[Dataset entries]
++++++++

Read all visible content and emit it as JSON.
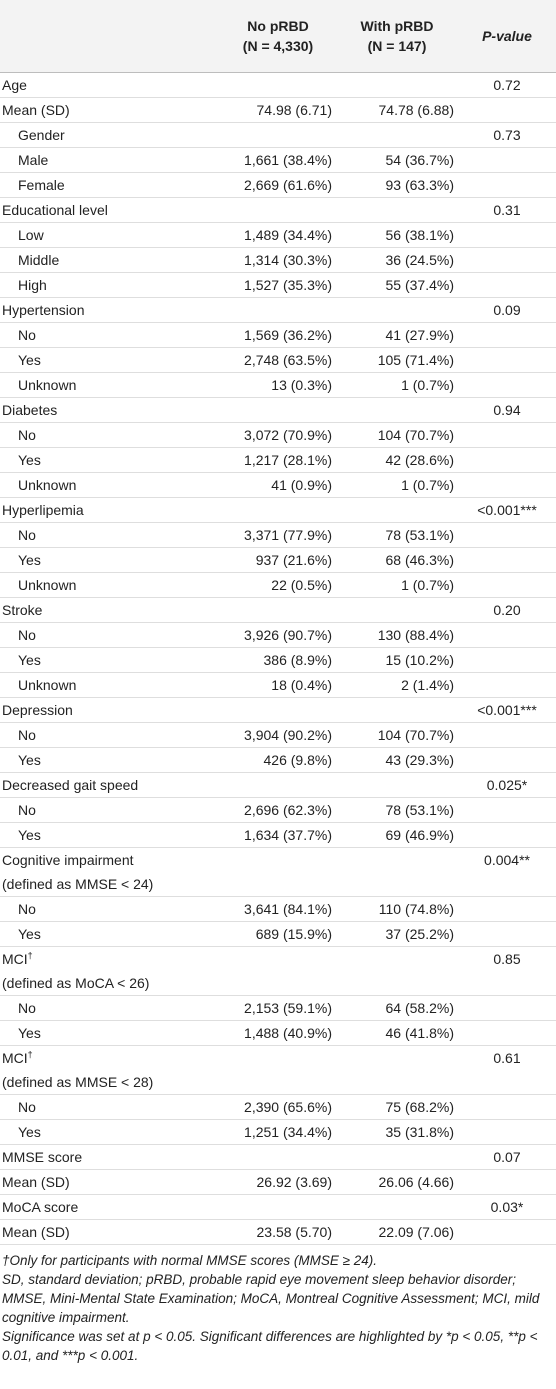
{
  "table": {
    "header": [
      [],
      [
        "No pRBD",
        "(N = 4,330)"
      ],
      [
        "With pRBD",
        "(N = 147)"
      ],
      [
        "P-value"
      ]
    ],
    "rows": [
      {
        "label": [
          "Age"
        ],
        "p": "0.72"
      },
      {
        "label": [
          "Mean (SD)"
        ],
        "values": [
          "74.98 (6.71)",
          "74.78 (6.88)"
        ]
      },
      {
        "label": [
          "Gender"
        ],
        "indent": 1,
        "p": "0.73"
      },
      {
        "label": [
          "Male"
        ],
        "indent": 1,
        "values": [
          "1,661 (38.4%)",
          "54 (36.7%)"
        ]
      },
      {
        "label": [
          "Female"
        ],
        "indent": 1,
        "values": [
          "2,669 (61.6%)",
          "93 (63.3%)"
        ]
      },
      {
        "label": [
          "Educational level"
        ],
        "p": "0.31"
      },
      {
        "label": [
          "Low"
        ],
        "indent": 1,
        "values": [
          "1,489 (34.4%)",
          "56 (38.1%)"
        ]
      },
      {
        "label": [
          "Middle"
        ],
        "indent": 1,
        "values": [
          "1,314 (30.3%)",
          "36 (24.5%)"
        ]
      },
      {
        "label": [
          "High"
        ],
        "indent": 1,
        "values": [
          "1,527 (35.3%)",
          "55 (37.4%)"
        ]
      },
      {
        "label": [
          "Hypertension"
        ],
        "p": "0.09"
      },
      {
        "label": [
          "No"
        ],
        "indent": 1,
        "values": [
          "1,569 (36.2%)",
          "41 (27.9%)"
        ]
      },
      {
        "label": [
          "Yes"
        ],
        "indent": 1,
        "values": [
          "2,748 (63.5%)",
          "105 (71.4%)"
        ]
      },
      {
        "label": [
          "Unknown"
        ],
        "indent": 1,
        "values": [
          "13 (0.3%)",
          "1 (0.7%)"
        ]
      },
      {
        "label": [
          "Diabetes"
        ],
        "p": "0.94"
      },
      {
        "label": [
          "No"
        ],
        "indent": 1,
        "values": [
          "3,072 (70.9%)",
          "104 (70.7%)"
        ]
      },
      {
        "label": [
          "Yes"
        ],
        "indent": 1,
        "values": [
          "1,217 (28.1%)",
          "42 (28.6%)"
        ]
      },
      {
        "label": [
          "Unknown"
        ],
        "indent": 1,
        "values": [
          "41 (0.9%)",
          "1 (0.7%)"
        ]
      },
      {
        "label": [
          "Hyperlipemia"
        ],
        "p": "<0.001***"
      },
      {
        "label": [
          "No"
        ],
        "indent": 1,
        "values": [
          "3,371 (77.9%)",
          "78 (53.1%)"
        ]
      },
      {
        "label": [
          "Yes"
        ],
        "indent": 1,
        "values": [
          "937 (21.6%)",
          "68 (46.3%)"
        ]
      },
      {
        "label": [
          "Unknown"
        ],
        "indent": 1,
        "values": [
          "22 (0.5%)",
          "1 (0.7%)"
        ]
      },
      {
        "label": [
          "Stroke"
        ],
        "p": "0.20"
      },
      {
        "label": [
          "No"
        ],
        "indent": 1,
        "values": [
          "3,926 (90.7%)",
          "130 (88.4%)"
        ]
      },
      {
        "label": [
          "Yes"
        ],
        "indent": 1,
        "values": [
          "386 (8.9%)",
          "15 (10.2%)"
        ]
      },
      {
        "label": [
          "Unknown"
        ],
        "indent": 1,
        "values": [
          "18 (0.4%)",
          "2 (1.4%)"
        ]
      },
      {
        "label": [
          "Depression"
        ],
        "p": "<0.001***"
      },
      {
        "label": [
          "No"
        ],
        "indent": 1,
        "values": [
          "3,904 (90.2%)",
          "104 (70.7%)"
        ]
      },
      {
        "label": [
          "Yes"
        ],
        "indent": 1,
        "values": [
          "426 (9.8%)",
          "43 (29.3%)"
        ]
      },
      {
        "label": [
          "Decreased gait speed"
        ],
        "p": "0.025*"
      },
      {
        "label": [
          "No"
        ],
        "indent": 1,
        "values": [
          "2,696 (62.3%)",
          "78 (53.1%)"
        ]
      },
      {
        "label": [
          "Yes"
        ],
        "indent": 1,
        "values": [
          "1,634 (37.7%)",
          "69 (46.9%)"
        ]
      },
      {
        "label": [
          "Cognitive impairment",
          "(defined as MMSE < 24)"
        ],
        "p": "0.004**"
      },
      {
        "label": [
          "No"
        ],
        "indent": 1,
        "values": [
          "3,641 (84.1%)",
          "110 (74.8%)"
        ]
      },
      {
        "label": [
          "Yes"
        ],
        "indent": 1,
        "values": [
          "689 (15.9%)",
          "37 (25.2%)"
        ]
      },
      {
        "label": [
          "MCI",
          "(defined as MoCA < 26)"
        ],
        "sup": "†",
        "p": "0.85"
      },
      {
        "label": [
          "No"
        ],
        "indent": 1,
        "values": [
          "2,153 (59.1%)",
          "64 (58.2%)"
        ]
      },
      {
        "label": [
          "Yes"
        ],
        "indent": 1,
        "values": [
          "1,488 (40.9%)",
          "46 (41.8%)"
        ]
      },
      {
        "label": [
          "MCI",
          "(defined as MMSE < 28)"
        ],
        "sup": "†",
        "p": "0.61"
      },
      {
        "label": [
          "No"
        ],
        "indent": 1,
        "values": [
          "2,390 (65.6%)",
          "75 (68.2%)"
        ]
      },
      {
        "label": [
          "Yes"
        ],
        "indent": 1,
        "values": [
          "1,251 (34.4%)",
          "35 (31.8%)"
        ]
      },
      {
        "label": [
          "MMSE score"
        ],
        "p": "0.07"
      },
      {
        "label": [
          "Mean (SD)"
        ],
        "values": [
          "26.92 (3.69)",
          "26.06 (4.66)"
        ]
      },
      {
        "label": [
          "MoCA score"
        ],
        "p": "0.03*"
      },
      {
        "label": [
          "Mean (SD)"
        ],
        "values": [
          "23.58 (5.70)",
          "22.09 (7.06)"
        ]
      }
    ],
    "footnotes": [
      "†Only for participants with normal MMSE scores (MMSE ≥ 24).",
      "SD, standard deviation; pRBD, probable rapid eye movement sleep behavior disorder; MMSE, Mini-Mental State Examination; MoCA, Montreal Cognitive Assessment; MCI, mild cognitive impairment.",
      "Significance was set at p < 0.05. Significant differences are highlighted by *p < 0.05, **p < 0.01, and ***p < 0.001."
    ]
  }
}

++++++++

## What to do
Report each line in the preceding entries that holds the string "defined".

## Answer for the task
          "(defined as MMSE < 24)"
          "(defined as MoCA < 26)"
          "(defined as MMSE < 28)"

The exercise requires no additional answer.